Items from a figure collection

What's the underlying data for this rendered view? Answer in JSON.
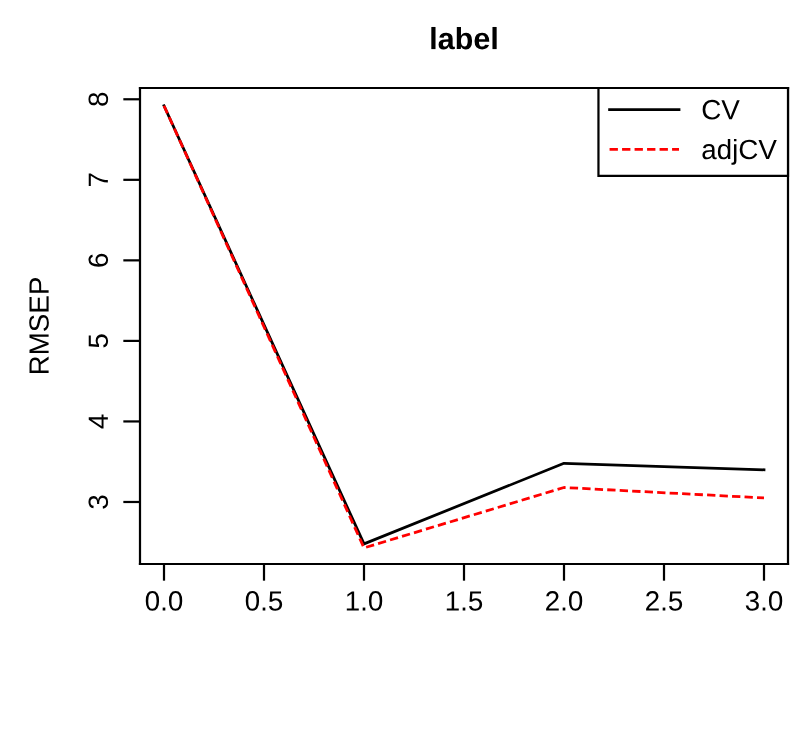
{
  "chart_data": {
    "type": "line",
    "title": "label",
    "ylabel": "RMSEP",
    "x": [
      0,
      1,
      2,
      3
    ],
    "series": [
      {
        "name": "CV",
        "color": "#000000",
        "values": [
          7.92,
          2.48,
          3.48,
          3.4
        ],
        "line_style": "solid"
      },
      {
        "name": "adjCV",
        "color": "#ff0000",
        "values": [
          7.92,
          2.43,
          3.18,
          3.05
        ],
        "line_style": "dashed"
      }
    ],
    "xlim": [
      -0.12,
      3.12
    ],
    "ylim": [
      2.23,
      8.14
    ],
    "xticks": [
      {
        "value": 0,
        "label": "0.0"
      },
      {
        "value": 0.5,
        "label": "0.5"
      },
      {
        "value": 1,
        "label": "1.0"
      },
      {
        "value": 1.5,
        "label": "1.5"
      },
      {
        "value": 2,
        "label": "2.0"
      },
      {
        "value": 2.5,
        "label": "2.5"
      },
      {
        "value": 3,
        "label": "3.0"
      }
    ],
    "yticks": [
      3,
      4,
      5,
      6,
      7,
      8
    ],
    "grid": false,
    "legend": "top right"
  }
}
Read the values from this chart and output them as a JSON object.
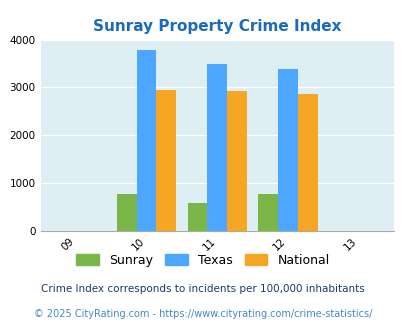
{
  "title": "Sunray Property Crime Index",
  "title_color": "#1a6bbf",
  "x_positions": [
    1,
    2,
    3,
    4,
    5
  ],
  "x_labels": [
    "09",
    "10",
    "11",
    "12",
    "13"
  ],
  "bar_positions": [
    2,
    3,
    4
  ],
  "sunray": [
    775,
    580,
    775
  ],
  "texas": [
    3780,
    3490,
    3380
  ],
  "national": [
    2950,
    2930,
    2860
  ],
  "sunray_color": "#7ab648",
  "texas_color": "#4da6ff",
  "national_color": "#f5a623",
  "bg_color": "#ddeef4",
  "ylim": [
    0,
    4000
  ],
  "yticks": [
    0,
    1000,
    2000,
    3000,
    4000
  ],
  "bar_width": 0.28,
  "legend_labels": [
    "Sunray",
    "Texas",
    "National"
  ],
  "footnote1": "Crime Index corresponds to incidents per 100,000 inhabitants",
  "footnote2": "© 2025 CityRating.com - https://www.cityrating.com/crime-statistics/",
  "footnote1_color": "#1a3a6b",
  "footnote2_color": "#4488cc"
}
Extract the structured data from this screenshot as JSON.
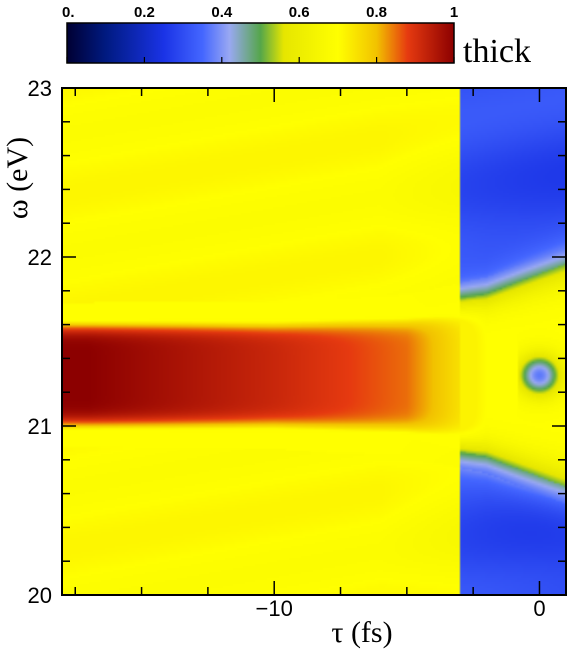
{
  "chart_data": {
    "type": "heatmap",
    "title": "",
    "panel_label": "thick",
    "xlabel": "τ (fs)",
    "ylabel": "ω (eV)",
    "xlim": [
      -18,
      1
    ],
    "ylim": [
      20,
      23
    ],
    "x_ticks": [
      -10,
      0
    ],
    "x_tick_labels": [
      "−10",
      "0"
    ],
    "y_ticks": [
      20,
      21,
      22,
      23
    ],
    "y_tick_labels": [
      "20",
      "21",
      "22",
      "23"
    ],
    "colorbar": {
      "range": [
        0,
        1
      ],
      "tick_labels": [
        "0.",
        "0.2",
        "0.4",
        "0.6",
        "0.8",
        "1"
      ],
      "ticks": [
        0,
        0.2,
        0.4,
        0.6,
        0.8,
        1
      ],
      "colormap": [
        {
          "v": 0.0,
          "color": "#000033"
        },
        {
          "v": 0.1,
          "color": "#001a80"
        },
        {
          "v": 0.25,
          "color": "#1a33e6"
        },
        {
          "v": 0.35,
          "color": "#4466ff"
        },
        {
          "v": 0.42,
          "color": "#99a8f2"
        },
        {
          "v": 0.5,
          "color": "#55a64a"
        },
        {
          "v": 0.56,
          "color": "#e6e600"
        },
        {
          "v": 0.7,
          "color": "#ffff00"
        },
        {
          "v": 0.8,
          "color": "#f2c200"
        },
        {
          "v": 0.88,
          "color": "#e63a10"
        },
        {
          "v": 1.0,
          "color": "#8c0000"
        }
      ]
    },
    "grid": false,
    "description_points": [
      {
        "tau": -17,
        "omega_center": 21.3,
        "omega_halfwidth": 0.33,
        "peak": 1.0
      },
      {
        "tau": -10,
        "omega_center": 21.3,
        "omega_halfwidth": 0.34,
        "peak": 0.92
      },
      {
        "tau": -5,
        "omega_center": 21.3,
        "omega_halfwidth": 0.38,
        "peak": 0.85
      },
      {
        "tau": -2,
        "omega_center": 21.3,
        "omega_halfwidth": 0.48,
        "peak": 0.7
      },
      {
        "tau": 0,
        "omega_center": 21.3,
        "omega_halfwidth": 0.6,
        "peak": 0.7
      }
    ]
  }
}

### OBJECTIVE
Retype all of the entries exactly as written, leaving out any images.

### ANSWER
What's the underlying data for this rendered view? Answer in JSON.
{
  "chart_data": {
    "type": "line",
    "title": "label",
    "ylabel": "RMSEP",
    "x": [
      0,
      1,
      2,
      3
    ],
    "series": [
      {
        "name": "CV",
        "color": "#000000",
        "values": [
          7.92,
          2.48,
          3.48,
          3.4
        ],
        "line_style": "solid"
      },
      {
        "name": "adjCV",
        "color": "#ff0000",
        "values": [
          7.92,
          2.43,
          3.18,
          3.05
        ],
        "line_style": "dashed"
      }
    ],
    "xlim": [
      -0.12,
      3.12
    ],
    "ylim": [
      2.23,
      8.14
    ],
    "xticks": [
      {
        "value": 0,
        "label": "0.0"
      },
      {
        "value": 0.5,
        "label": "0.5"
      },
      {
        "value": 1,
        "label": "1.0"
      },
      {
        "value": 1.5,
        "label": "1.5"
      },
      {
        "value": 2,
        "label": "2.0"
      },
      {
        "value": 2.5,
        "label": "2.5"
      },
      {
        "value": 3,
        "label": "3.0"
      }
    ],
    "yticks": [
      3,
      4,
      5,
      6,
      7,
      8
    ],
    "grid": false,
    "legend": "top right"
  }
}
Read the values from this chart and output them as a JSON object.
{
  "title": "Sunray Property Crime Index",
  "title_color": "#1a6bbf",
  "x_positions": [
    1,
    2,
    3,
    4,
    5
  ],
  "x_labels": [
    "09",
    "10",
    "11",
    "12",
    "13"
  ],
  "bar_positions": [
    2,
    3,
    4
  ],
  "sunray": [
    775,
    580,
    775
  ],
  "texas": [
    3780,
    3490,
    3380
  ],
  "national": [
    2950,
    2930,
    2860
  ],
  "sunray_color": "#7ab648",
  "texas_color": "#4da6ff",
  "national_color": "#f5a623",
  "bg_color": "#ddeef4",
  "ylim": [
    0,
    4000
  ],
  "yticks": [
    0,
    1000,
    2000,
    3000,
    4000
  ],
  "bar_width": 0.28,
  "legend_labels": [
    "Sunray",
    "Texas",
    "National"
  ],
  "footnote1": "Crime Index corresponds to incidents per 100,000 inhabitants",
  "footnote2": "© 2025 CityRating.com - https://www.cityrating.com/crime-statistics/",
  "footnote1_color": "#1a3a6b",
  "footnote2_color": "#4488cc"
}
Extract the structured data from this screenshot as JSON.
{
  "chart_data": {
    "type": "heatmap",
    "title": "",
    "panel_label": "thick",
    "xlabel": "τ (fs)",
    "ylabel": "ω (eV)",
    "xlim": [
      -18,
      1
    ],
    "ylim": [
      20,
      23
    ],
    "x_ticks": [
      -10,
      0
    ],
    "x_tick_labels": [
      "−10",
      "0"
    ],
    "y_ticks": [
      20,
      21,
      22,
      23
    ],
    "y_tick_labels": [
      "20",
      "21",
      "22",
      "23"
    ],
    "colorbar": {
      "range": [
        0,
        1
      ],
      "tick_labels": [
        "0.",
        "0.2",
        "0.4",
        "0.6",
        "0.8",
        "1"
      ],
      "ticks": [
        0,
        0.2,
        0.4,
        0.6,
        0.8,
        1
      ],
      "colormap": [
        {
          "v": 0.0,
          "color": "#000033"
        },
        {
          "v": 0.1,
          "color": "#001a80"
        },
        {
          "v": 0.25,
          "color": "#1a33e6"
        },
        {
          "v": 0.35,
          "color": "#4466ff"
        },
        {
          "v": 0.42,
          "color": "#99a8f2"
        },
        {
          "v": 0.5,
          "color": "#55a64a"
        },
        {
          "v": 0.56,
          "color": "#e6e600"
        },
        {
          "v": 0.7,
          "color": "#ffff00"
        },
        {
          "v": 0.8,
          "color": "#f2c200"
        },
        {
          "v": 0.88,
          "color": "#e63a10"
        },
        {
          "v": 1.0,
          "color": "#8c0000"
        }
      ]
    },
    "grid": false,
    "description_points": [
      {
        "tau": -17,
        "omega_center": 21.3,
        "omega_halfwidth": 0.33,
        "peak": 1.0
      },
      {
        "tau": -10,
        "omega_center": 21.3,
        "omega_halfwidth": 0.34,
        "peak": 0.92
      },
      {
        "tau": -5,
        "omega_center": 21.3,
        "omega_halfwidth": 0.38,
        "peak": 0.85
      },
      {
        "tau": -2,
        "omega_center": 21.3,
        "omega_halfwidth": 0.48,
        "peak": 0.7
      },
      {
        "tau": 0,
        "omega_center": 21.3,
        "omega_halfwidth": 0.6,
        "peak": 0.7
      }
    ]
  }
}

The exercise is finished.